• _Aim of the exercise_:
How many lines in these records hold the string "JSON"? Reply with the number alone.

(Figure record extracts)

((

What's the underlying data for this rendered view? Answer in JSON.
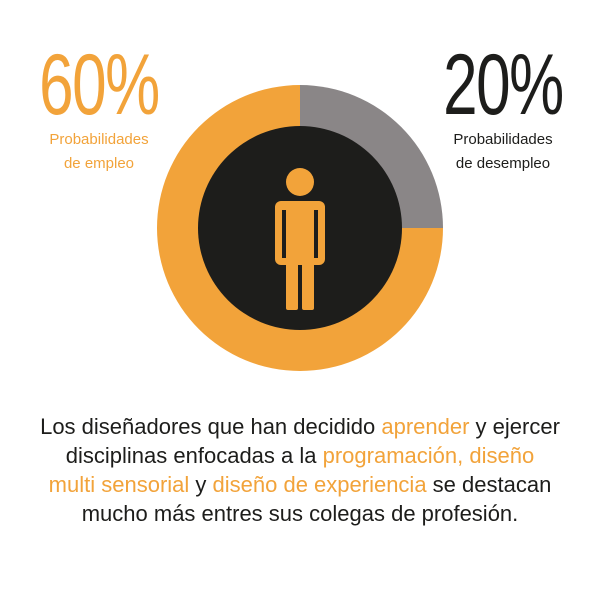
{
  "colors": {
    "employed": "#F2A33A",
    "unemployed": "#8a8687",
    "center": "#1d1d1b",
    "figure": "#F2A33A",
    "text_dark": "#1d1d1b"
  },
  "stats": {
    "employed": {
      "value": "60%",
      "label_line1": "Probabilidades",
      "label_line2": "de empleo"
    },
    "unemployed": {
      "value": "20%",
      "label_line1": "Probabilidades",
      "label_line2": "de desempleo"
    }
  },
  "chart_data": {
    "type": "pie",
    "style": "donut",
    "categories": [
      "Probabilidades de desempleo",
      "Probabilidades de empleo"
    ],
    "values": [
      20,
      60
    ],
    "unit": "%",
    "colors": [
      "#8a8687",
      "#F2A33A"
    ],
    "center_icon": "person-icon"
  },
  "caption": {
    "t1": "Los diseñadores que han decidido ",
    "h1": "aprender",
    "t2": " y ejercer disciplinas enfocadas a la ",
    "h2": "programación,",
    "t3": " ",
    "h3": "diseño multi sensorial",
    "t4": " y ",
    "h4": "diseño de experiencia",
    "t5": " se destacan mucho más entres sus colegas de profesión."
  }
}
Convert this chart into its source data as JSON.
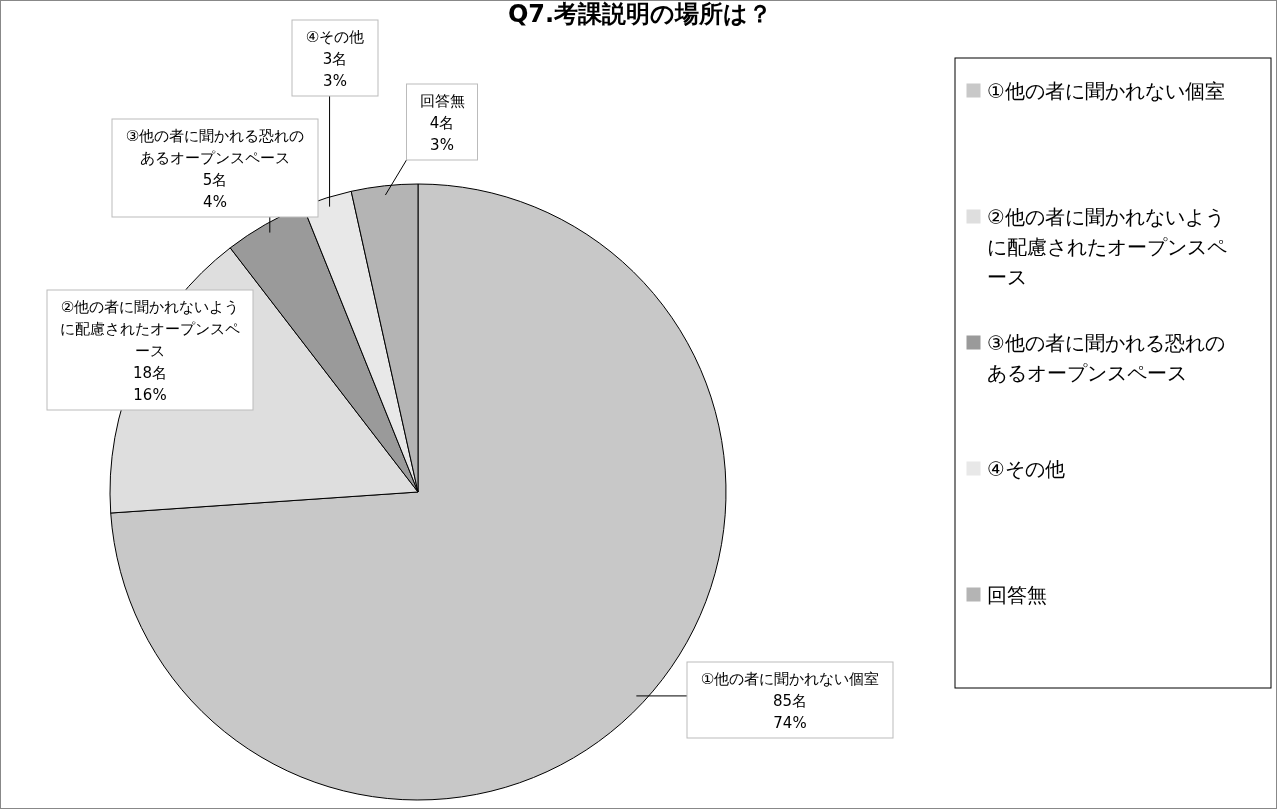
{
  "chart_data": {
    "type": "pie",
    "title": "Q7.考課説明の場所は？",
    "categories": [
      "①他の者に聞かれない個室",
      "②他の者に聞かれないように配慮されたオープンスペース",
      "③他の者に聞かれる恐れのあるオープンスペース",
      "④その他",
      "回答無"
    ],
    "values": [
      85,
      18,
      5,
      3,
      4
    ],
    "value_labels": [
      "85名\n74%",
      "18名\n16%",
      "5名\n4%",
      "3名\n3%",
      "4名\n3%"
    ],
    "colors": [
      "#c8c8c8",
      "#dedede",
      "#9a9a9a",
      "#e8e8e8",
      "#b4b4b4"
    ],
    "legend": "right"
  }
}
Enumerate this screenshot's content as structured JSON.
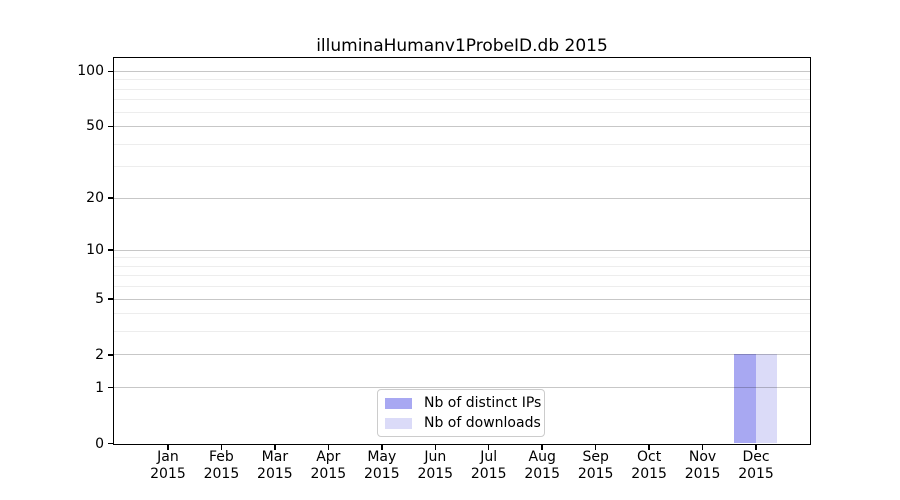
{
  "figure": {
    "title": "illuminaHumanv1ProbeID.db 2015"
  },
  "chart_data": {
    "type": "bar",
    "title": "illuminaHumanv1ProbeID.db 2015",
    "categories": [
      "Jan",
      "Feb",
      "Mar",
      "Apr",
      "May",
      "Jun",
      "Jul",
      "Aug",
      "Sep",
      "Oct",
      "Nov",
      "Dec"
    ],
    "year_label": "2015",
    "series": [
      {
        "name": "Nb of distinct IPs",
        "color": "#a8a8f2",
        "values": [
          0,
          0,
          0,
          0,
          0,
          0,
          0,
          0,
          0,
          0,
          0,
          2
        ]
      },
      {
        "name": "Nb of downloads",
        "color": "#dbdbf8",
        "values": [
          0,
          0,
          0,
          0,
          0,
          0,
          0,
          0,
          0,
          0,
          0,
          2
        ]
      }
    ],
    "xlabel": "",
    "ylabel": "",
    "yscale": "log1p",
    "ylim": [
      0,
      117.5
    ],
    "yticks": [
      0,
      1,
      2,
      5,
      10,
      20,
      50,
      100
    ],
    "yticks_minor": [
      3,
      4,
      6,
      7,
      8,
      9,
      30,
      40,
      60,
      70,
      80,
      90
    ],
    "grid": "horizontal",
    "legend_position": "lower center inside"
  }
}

))

• _Expected answer_:
3